> _WHAT IS BEING ASKED_
All entries must be extracted exactly, with nothing added or dropped.

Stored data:
- - - -

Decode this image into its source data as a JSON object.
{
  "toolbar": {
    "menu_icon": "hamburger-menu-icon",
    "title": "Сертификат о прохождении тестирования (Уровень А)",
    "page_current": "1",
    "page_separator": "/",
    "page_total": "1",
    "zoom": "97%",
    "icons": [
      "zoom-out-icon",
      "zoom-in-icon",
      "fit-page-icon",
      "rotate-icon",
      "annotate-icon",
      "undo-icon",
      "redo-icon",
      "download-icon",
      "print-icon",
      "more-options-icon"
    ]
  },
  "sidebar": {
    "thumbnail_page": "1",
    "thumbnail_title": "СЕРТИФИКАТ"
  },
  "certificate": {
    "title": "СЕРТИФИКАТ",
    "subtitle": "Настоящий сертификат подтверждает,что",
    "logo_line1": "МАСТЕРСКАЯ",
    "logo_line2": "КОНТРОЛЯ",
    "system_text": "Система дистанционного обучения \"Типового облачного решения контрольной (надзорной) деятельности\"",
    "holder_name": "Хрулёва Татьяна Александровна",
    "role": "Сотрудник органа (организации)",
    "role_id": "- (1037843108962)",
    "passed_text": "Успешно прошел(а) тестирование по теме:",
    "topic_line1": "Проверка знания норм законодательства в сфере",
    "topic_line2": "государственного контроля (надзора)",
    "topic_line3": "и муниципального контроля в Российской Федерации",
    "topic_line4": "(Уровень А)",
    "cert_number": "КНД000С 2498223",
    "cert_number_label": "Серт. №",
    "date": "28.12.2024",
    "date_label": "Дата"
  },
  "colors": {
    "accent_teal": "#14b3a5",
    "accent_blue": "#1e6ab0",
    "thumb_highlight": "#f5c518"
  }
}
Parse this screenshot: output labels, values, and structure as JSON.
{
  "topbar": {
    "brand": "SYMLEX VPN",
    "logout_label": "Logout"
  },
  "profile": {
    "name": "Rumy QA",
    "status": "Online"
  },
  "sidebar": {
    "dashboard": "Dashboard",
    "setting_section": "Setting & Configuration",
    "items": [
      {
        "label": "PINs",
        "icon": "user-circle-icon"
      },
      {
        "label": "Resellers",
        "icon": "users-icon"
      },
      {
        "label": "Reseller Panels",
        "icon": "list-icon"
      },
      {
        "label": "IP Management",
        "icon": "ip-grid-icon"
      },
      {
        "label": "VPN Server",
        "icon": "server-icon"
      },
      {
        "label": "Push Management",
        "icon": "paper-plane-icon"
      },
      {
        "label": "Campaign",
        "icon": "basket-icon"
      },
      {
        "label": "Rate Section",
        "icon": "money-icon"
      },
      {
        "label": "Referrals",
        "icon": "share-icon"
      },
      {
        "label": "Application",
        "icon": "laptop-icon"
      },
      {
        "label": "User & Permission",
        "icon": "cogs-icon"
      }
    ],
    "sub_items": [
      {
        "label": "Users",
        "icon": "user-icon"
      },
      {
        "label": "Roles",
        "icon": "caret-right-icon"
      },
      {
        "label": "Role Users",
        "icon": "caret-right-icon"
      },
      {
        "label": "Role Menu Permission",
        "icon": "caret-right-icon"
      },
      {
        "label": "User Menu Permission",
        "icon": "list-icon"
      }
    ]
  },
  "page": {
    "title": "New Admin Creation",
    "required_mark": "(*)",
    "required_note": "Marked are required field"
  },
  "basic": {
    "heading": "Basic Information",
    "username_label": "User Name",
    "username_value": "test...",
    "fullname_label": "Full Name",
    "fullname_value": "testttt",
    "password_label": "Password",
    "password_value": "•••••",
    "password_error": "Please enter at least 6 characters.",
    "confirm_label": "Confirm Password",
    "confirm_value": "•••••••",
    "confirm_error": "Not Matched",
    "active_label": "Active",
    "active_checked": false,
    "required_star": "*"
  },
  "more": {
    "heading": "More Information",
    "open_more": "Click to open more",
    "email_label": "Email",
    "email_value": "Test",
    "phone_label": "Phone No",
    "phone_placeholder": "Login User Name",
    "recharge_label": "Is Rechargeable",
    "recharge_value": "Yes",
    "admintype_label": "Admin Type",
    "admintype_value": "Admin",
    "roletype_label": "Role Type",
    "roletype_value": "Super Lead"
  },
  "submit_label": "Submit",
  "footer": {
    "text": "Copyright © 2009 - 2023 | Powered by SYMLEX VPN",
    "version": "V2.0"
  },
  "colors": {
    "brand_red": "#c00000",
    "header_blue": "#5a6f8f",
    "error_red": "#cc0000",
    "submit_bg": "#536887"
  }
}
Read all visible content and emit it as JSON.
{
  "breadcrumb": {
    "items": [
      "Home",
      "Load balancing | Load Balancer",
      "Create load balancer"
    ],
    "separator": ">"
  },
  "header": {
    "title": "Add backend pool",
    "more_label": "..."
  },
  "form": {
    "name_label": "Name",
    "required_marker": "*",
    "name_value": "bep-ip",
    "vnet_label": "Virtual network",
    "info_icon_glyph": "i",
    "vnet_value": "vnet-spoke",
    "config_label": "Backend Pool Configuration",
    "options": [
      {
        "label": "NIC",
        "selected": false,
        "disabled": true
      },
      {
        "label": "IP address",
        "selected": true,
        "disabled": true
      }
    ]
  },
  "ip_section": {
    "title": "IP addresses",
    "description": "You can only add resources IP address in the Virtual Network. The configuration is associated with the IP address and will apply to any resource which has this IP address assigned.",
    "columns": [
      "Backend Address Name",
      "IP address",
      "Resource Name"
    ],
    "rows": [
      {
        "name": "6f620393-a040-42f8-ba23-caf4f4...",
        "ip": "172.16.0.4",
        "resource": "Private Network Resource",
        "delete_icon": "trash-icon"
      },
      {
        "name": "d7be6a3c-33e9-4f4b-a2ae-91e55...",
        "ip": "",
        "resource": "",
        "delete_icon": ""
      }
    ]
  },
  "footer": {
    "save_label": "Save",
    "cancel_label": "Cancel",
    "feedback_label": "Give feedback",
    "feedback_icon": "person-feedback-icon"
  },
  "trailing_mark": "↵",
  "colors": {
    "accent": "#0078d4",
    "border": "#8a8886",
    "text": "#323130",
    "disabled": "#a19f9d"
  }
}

- - - -

> _THE OUTPUT_
Decode this image into its source data as a JSON object.
{
  "toolbar": {
    "menu_icon": "hamburger-menu-icon",
    "title": "Сертификат о прохождении тестирования (Уровень А)",
    "page_current": "1",
    "page_separator": "/",
    "page_total": "1",
    "zoom": "97%",
    "icons": [
      "zoom-out-icon",
      "zoom-in-icon",
      "fit-page-icon",
      "rotate-icon",
      "annotate-icon",
      "undo-icon",
      "redo-icon",
      "download-icon",
      "print-icon",
      "more-options-icon"
    ]
  },
  "sidebar": {
    "thumbnail_page": "1",
    "thumbnail_title": "СЕРТИФИКАТ"
  },
  "certificate": {
    "title": "СЕРТИФИКАТ",
    "subtitle": "Настоящий сертификат подтверждает,что",
    "logo_line1": "МАСТЕРСКАЯ",
    "logo_line2": "КОНТРОЛЯ",
    "system_text": "Система дистанционного обучения \"Типового облачного решения контрольной (надзорной) деятельности\"",
    "holder_name": "Хрулёва Татьяна Александровна",
    "role": "Сотрудник органа (организации)",
    "role_id": "- (1037843108962)",
    "passed_text": "Успешно прошел(а) тестирование по теме:",
    "topic_line1": "Проверка знания норм законодательства в сфере",
    "topic_line2": "государственного контроля (надзора)",
    "topic_line3": "и муниципального контроля в Российской Федерации",
    "topic_line4": "(Уровень А)",
    "cert_number": "КНД000С 2498223",
    "cert_number_label": "Серт. №",
    "date": "28.12.2024",
    "date_label": "Дата"
  },
  "colors": {
    "accent_teal": "#14b3a5",
    "accent_blue": "#1e6ab0",
    "thumb_highlight": "#f5c518"
  }
}
Parse this screenshot: output labels, values, and structure as JSON.
{
  "topbar": {
    "brand": "SYMLEX VPN",
    "logout_label": "Logout"
  },
  "profile": {
    "name": "Rumy QA",
    "status": "Online"
  },
  "sidebar": {
    "dashboard": "Dashboard",
    "setting_section": "Setting & Configuration",
    "items": [
      {
        "label": "PINs",
        "icon": "user-circle-icon"
      },
      {
        "label": "Resellers",
        "icon": "users-icon"
      },
      {
        "label": "Reseller Panels",
        "icon": "list-icon"
      },
      {
        "label": "IP Management",
        "icon": "ip-grid-icon"
      },
      {
        "label": "VPN Server",
        "icon": "server-icon"
      },
      {
        "label": "Push Management",
        "icon": "paper-plane-icon"
      },
      {
        "label": "Campaign",
        "icon": "basket-icon"
      },
      {
        "label": "Rate Section",
        "icon": "money-icon"
      },
      {
        "label": "Referrals",
        "icon": "share-icon"
      },
      {
        "label": "Application",
        "icon": "laptop-icon"
      },
      {
        "label": "User & Permission",
        "icon": "cogs-icon"
      }
    ],
    "sub_items": [
      {
        "label": "Users",
        "icon": "user-icon"
      },
      {
        "label": "Roles",
        "icon": "caret-right-icon"
      },
      {
        "label": "Role Users",
        "icon": "caret-right-icon"
      },
      {
        "label": "Role Menu Permission",
        "icon": "caret-right-icon"
      },
      {
        "label": "User Menu Permission",
        "icon": "list-icon"
      }
    ]
  },
  "page": {
    "title": "New Admin Creation",
    "required_mark": "(*)",
    "required_note": "Marked are required field"
  },
  "basic": {
    "heading": "Basic Information",
    "username_label": "User Name",
    "username_value": "test...",
    "fullname_label": "Full Name",
    "fullname_value": "testttt",
    "password_label": "Password",
    "password_value": "•••••",
    "password_error": "Please enter at least 6 characters.",
    "confirm_label": "Confirm Password",
    "confirm_value": "•••••••",
    "confirm_error": "Not Matched",
    "active_label": "Active",
    "active_checked": false,
    "required_star": "*"
  },
  "more": {
    "heading": "More Information",
    "open_more": "Click to open more",
    "email_label": "Email",
    "email_value": "Test",
    "phone_label": "Phone No",
    "phone_placeholder": "Login User Name",
    "recharge_label": "Is Rechargeable",
    "recharge_value": "Yes",
    "admintype_label": "Admin Type",
    "admintype_value": "Admin",
    "roletype_label": "Role Type",
    "roletype_value": "Super Lead"
  },
  "submit_label": "Submit",
  "footer": {
    "text": "Copyright © 2009 - 2023 | Powered by SYMLEX VPN",
    "version": "V2.0"
  },
  "colors": {
    "brand_red": "#c00000",
    "header_blue": "#5a6f8f",
    "error_red": "#cc0000",
    "submit_bg": "#536887"
  }
}
Read all visible content and emit it as JSON.
{
  "breadcrumb": {
    "items": [
      "Home",
      "Load balancing | Load Balancer",
      "Create load balancer"
    ],
    "separator": ">"
  },
  "header": {
    "title": "Add backend pool",
    "more_label": "..."
  },
  "form": {
    "name_label": "Name",
    "required_marker": "*",
    "name_value": "bep-ip",
    "vnet_label": "Virtual network",
    "info_icon_glyph": "i",
    "vnet_value": "vnet-spoke",
    "config_label": "Backend Pool Configuration",
    "options": [
      {
        "label": "NIC",
        "selected": false,
        "disabled": true
      },
      {
        "label": "IP address",
        "selected": true,
        "disabled": true
      }
    ]
  },
  "ip_section": {
    "title": "IP addresses",
    "description": "You can only add resources IP address in the Virtual Network. The configuration is associated with the IP address and will apply to any resource which has this IP address assigned.",
    "columns": [
      "Backend Address Name",
      "IP address",
      "Resource Name"
    ],
    "rows": [
      {
        "name": "6f620393-a040-42f8-ba23-caf4f4...",
        "ip": "172.16.0.4",
        "resource": "Private Network Resource",
        "delete_icon": "trash-icon"
      },
      {
        "name": "d7be6a3c-33e9-4f4b-a2ae-91e55...",
        "ip": "",
        "resource": "",
        "delete_icon": ""
      }
    ]
  },
  "footer": {
    "save_label": "Save",
    "cancel_label": "Cancel",
    "feedback_label": "Give feedback",
    "feedback_icon": "person-feedback-icon"
  },
  "trailing_mark": "↵",
  "colors": {
    "accent": "#0078d4",
    "border": "#8a8886",
    "text": "#323130",
    "disabled": "#a19f9d"
  }
}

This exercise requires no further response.